Stated task
Copy out only the span from the line with "Output the text content of this document." to the end of the data, both ends kept, word for word.

Extracted information
_____

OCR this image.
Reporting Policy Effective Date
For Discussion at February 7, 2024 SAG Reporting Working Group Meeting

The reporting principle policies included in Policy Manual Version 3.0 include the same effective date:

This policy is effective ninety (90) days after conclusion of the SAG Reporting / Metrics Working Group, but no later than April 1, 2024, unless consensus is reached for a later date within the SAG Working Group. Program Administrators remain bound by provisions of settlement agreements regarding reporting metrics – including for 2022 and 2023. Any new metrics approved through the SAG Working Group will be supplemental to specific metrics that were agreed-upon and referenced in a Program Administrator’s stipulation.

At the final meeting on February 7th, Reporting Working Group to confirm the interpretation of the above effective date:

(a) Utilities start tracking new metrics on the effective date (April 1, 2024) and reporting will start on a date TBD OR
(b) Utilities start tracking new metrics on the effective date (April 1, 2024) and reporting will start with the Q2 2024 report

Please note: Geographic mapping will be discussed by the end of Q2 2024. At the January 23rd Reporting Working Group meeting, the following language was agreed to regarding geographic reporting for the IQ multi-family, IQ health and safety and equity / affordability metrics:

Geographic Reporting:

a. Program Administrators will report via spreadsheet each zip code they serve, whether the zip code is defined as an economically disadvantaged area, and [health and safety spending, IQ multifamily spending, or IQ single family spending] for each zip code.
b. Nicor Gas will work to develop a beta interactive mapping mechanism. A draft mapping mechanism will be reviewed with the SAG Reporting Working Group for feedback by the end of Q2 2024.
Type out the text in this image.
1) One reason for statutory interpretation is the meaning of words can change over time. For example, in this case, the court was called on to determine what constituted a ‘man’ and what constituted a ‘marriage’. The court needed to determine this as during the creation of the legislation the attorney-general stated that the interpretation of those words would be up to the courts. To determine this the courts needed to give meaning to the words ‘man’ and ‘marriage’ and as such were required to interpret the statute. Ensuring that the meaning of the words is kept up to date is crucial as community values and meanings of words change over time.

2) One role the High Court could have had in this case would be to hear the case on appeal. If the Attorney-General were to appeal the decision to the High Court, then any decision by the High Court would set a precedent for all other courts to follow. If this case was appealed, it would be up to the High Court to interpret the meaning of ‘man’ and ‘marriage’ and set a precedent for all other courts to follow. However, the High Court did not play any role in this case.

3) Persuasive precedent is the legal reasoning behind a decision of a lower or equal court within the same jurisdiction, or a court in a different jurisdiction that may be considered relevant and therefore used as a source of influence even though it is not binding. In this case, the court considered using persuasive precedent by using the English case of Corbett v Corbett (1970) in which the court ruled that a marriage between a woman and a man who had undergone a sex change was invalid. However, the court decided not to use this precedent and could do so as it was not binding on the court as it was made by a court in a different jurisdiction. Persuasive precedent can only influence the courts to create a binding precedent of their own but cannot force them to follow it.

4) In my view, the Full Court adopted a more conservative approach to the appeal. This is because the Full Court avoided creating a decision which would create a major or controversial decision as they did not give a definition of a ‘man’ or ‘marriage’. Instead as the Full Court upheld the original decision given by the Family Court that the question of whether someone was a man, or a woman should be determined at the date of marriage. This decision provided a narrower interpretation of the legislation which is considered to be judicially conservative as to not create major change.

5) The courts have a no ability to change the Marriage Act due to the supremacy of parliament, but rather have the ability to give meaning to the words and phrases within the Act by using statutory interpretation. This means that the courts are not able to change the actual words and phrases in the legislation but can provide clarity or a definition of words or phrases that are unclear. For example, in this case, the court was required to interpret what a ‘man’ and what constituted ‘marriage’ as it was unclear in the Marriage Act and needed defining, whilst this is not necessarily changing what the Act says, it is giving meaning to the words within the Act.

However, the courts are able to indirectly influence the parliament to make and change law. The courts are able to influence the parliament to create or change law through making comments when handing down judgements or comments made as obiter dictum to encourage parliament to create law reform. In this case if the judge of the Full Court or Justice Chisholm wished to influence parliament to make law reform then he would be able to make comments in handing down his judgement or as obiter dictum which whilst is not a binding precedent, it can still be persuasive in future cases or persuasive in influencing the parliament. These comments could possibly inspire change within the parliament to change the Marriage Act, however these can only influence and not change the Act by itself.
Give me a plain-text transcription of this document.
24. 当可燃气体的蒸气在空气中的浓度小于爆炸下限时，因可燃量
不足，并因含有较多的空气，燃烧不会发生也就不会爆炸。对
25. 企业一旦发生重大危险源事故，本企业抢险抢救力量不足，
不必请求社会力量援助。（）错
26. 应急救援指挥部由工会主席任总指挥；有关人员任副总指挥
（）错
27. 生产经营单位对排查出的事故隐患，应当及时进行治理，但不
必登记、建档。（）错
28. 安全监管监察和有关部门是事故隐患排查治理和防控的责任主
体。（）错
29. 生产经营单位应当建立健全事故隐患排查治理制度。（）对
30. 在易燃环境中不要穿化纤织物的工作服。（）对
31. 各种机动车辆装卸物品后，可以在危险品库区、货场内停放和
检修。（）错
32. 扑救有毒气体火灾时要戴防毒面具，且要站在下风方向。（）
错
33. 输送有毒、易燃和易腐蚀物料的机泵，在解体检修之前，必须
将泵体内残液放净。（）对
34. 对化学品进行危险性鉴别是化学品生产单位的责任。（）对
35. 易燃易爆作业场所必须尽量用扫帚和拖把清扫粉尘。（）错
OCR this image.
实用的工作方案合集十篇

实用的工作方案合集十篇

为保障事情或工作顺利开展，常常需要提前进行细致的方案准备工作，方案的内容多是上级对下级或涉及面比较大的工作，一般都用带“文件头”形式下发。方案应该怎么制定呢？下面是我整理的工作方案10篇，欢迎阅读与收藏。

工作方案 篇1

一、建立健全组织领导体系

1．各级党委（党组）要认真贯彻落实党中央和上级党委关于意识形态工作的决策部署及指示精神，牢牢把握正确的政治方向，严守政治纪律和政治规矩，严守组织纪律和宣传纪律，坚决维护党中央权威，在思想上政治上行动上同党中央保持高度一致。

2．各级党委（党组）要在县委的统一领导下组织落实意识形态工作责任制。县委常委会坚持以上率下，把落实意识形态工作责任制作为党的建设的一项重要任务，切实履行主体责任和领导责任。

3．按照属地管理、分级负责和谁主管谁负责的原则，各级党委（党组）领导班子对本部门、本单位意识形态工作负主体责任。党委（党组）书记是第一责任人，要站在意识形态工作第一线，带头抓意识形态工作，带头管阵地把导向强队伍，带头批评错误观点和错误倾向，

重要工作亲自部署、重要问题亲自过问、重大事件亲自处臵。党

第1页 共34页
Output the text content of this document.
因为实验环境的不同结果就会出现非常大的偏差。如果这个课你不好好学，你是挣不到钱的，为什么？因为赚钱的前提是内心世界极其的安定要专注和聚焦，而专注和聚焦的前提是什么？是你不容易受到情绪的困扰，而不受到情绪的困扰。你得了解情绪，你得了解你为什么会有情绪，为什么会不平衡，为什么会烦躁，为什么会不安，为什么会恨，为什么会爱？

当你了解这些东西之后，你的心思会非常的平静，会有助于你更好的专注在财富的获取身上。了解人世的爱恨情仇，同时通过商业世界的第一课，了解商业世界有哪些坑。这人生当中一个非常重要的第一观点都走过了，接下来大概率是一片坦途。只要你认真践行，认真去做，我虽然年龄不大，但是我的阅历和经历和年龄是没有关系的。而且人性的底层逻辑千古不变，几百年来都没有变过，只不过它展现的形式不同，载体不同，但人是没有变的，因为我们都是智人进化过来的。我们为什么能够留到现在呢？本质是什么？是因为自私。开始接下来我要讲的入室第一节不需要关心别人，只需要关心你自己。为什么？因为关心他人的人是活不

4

_____

Exercise response
Output the text content of this document.
因为实验环境的不同结果就会出现非常大的偏差。如果这个课你不好好学，你是挣不到钱的，为什么？因为赚钱的前提是内心世界极其的安定要专注和聚焦，而专注和聚焦的前提是什么？是你不容易受到情绪的困扰，而不受到情绪的困扰。你得了解情绪，你得了解你为什么会有情绪，为什么会不平衡，为什么会烦躁，为什么会不安，为什么会恨，为什么会爱？

当你了解这些东西之后，你的心思会非常的平静，会有助于你更好的专注在财富的获取身上。了解人世的爱恨情仇，同时通过商业世界的第一课，了解商业世界有哪些坑。这人生当中一个非常重要的第一观点都走过了，接下来大概率是一片坦途。只要你认真践行，认真去做，我虽然年龄不大，但是我的阅历和经历和年龄是没有关系的。而且人性的底层逻辑千古不变，几百年来都没有变过，只不过它展现的形式不同，载体不同，但人是没有变的，因为我们都是智人进化过来的。我们为什么能够留到现在呢？本质是什么？是因为自私。开始接下来我要讲的入室第一节不需要关心别人，只需要关心你自己。为什么？因为关心他人的人是活不

4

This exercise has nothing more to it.